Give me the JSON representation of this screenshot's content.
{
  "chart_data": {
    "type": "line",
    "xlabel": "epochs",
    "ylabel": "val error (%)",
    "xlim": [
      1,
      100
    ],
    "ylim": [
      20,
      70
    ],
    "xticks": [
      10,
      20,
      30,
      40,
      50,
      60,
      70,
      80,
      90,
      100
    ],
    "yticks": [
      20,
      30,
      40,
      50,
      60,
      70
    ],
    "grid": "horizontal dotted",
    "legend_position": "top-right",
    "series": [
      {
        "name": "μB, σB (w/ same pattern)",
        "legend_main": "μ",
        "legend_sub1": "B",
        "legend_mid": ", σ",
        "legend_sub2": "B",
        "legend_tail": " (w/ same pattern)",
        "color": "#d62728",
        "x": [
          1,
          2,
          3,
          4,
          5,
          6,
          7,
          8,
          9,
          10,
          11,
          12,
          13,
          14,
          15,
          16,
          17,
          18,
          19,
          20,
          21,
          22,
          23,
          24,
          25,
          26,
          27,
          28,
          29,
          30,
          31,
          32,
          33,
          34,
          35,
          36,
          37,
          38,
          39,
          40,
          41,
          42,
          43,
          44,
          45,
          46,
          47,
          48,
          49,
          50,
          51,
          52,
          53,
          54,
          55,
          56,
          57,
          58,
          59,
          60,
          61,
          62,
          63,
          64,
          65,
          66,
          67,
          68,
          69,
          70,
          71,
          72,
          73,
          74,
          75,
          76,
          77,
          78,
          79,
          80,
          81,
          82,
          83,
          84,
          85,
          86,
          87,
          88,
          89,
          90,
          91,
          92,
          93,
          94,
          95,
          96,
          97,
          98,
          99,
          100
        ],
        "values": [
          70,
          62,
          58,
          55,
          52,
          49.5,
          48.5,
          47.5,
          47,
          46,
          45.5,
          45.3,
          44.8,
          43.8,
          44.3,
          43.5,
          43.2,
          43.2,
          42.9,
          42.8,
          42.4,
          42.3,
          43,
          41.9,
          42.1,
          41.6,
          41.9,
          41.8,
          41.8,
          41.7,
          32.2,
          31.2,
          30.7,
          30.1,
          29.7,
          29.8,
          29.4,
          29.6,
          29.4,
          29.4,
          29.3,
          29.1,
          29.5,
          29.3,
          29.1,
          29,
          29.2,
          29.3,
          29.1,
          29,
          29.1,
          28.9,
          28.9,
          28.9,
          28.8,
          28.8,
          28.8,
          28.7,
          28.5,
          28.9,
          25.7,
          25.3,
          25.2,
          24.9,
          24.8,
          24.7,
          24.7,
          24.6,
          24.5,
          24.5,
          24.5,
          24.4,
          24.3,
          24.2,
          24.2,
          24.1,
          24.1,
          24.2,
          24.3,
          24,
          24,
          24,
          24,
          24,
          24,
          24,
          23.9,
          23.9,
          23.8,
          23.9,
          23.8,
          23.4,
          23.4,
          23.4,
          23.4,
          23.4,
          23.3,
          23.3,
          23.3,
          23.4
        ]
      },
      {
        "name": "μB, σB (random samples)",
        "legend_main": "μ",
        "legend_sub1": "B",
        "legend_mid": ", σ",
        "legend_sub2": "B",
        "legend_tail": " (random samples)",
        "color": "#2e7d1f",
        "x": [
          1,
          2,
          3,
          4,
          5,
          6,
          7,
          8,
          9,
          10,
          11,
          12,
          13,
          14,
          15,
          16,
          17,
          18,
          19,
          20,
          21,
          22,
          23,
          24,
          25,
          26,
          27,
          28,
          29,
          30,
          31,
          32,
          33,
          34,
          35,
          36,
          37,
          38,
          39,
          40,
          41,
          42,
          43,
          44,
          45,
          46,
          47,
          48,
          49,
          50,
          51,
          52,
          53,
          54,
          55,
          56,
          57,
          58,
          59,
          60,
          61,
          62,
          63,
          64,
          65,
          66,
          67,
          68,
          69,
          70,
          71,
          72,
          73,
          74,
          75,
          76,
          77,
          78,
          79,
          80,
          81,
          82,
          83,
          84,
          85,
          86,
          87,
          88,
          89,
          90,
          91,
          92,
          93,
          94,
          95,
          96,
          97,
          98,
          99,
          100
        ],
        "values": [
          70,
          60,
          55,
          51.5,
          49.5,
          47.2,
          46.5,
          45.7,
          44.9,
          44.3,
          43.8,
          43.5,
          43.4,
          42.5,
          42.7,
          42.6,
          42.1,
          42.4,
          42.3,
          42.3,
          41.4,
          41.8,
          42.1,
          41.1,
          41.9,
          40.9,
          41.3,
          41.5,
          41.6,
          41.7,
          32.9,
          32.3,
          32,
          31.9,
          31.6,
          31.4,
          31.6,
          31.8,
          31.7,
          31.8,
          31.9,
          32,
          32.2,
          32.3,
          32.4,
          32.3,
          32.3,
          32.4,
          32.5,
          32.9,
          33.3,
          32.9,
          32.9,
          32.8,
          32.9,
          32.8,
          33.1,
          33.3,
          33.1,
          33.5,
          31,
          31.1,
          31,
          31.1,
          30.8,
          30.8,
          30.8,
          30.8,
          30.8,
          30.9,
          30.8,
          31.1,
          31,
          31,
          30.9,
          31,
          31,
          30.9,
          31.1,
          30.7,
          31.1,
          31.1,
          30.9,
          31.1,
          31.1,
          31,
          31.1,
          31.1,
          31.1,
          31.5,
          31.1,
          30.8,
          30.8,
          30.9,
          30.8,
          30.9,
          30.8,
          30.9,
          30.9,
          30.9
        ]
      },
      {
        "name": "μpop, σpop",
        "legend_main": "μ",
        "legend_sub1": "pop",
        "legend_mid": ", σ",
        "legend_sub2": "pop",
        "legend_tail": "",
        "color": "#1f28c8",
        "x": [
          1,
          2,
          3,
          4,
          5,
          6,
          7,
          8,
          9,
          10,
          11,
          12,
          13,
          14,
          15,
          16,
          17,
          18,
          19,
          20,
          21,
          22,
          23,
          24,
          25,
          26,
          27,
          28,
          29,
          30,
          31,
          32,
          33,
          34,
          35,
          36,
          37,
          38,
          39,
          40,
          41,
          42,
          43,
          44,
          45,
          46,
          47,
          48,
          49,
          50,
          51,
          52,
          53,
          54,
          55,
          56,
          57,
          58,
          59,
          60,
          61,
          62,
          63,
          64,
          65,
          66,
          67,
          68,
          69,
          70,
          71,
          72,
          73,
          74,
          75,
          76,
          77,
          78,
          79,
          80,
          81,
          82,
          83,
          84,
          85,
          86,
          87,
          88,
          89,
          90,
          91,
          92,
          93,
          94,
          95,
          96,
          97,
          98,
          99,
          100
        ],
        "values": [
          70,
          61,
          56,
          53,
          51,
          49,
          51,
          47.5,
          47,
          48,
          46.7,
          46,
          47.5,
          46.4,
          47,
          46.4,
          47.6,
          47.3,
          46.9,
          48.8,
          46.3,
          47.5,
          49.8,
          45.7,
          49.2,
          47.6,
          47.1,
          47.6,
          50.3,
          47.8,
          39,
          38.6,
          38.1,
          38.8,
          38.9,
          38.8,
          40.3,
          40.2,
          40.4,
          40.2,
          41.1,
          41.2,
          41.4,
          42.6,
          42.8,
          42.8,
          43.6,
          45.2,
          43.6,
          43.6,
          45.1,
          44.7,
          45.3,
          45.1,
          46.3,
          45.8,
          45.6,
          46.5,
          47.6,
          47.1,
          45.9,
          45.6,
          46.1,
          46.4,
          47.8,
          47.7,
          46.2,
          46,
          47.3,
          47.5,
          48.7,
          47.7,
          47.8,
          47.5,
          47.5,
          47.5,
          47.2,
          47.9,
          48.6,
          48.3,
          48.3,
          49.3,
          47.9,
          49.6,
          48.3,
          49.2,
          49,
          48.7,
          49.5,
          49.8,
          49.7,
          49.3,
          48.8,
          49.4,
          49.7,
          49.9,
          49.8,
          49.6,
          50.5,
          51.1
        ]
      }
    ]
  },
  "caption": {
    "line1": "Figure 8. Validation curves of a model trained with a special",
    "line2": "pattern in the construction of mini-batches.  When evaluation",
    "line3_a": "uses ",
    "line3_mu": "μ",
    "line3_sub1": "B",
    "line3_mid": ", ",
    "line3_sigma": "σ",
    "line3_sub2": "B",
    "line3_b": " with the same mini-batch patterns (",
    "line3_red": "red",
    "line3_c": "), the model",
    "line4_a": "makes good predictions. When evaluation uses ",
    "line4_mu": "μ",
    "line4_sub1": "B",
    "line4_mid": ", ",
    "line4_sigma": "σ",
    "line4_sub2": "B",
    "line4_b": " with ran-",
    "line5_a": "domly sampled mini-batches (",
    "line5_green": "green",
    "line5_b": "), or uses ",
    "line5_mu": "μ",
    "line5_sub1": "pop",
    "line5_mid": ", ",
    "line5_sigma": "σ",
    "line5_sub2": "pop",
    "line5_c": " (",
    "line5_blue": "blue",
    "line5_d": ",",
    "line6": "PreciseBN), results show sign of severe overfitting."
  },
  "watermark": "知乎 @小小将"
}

Aim of the exercise: Find the word "with" in the material, then list each line that holds it.

Written answer:
    "line1": "Figure 8. Validation curves of a model trained with a special",
    "line3_b": " with the same mini-batch patterns (",
    "line4_b": " with ran-",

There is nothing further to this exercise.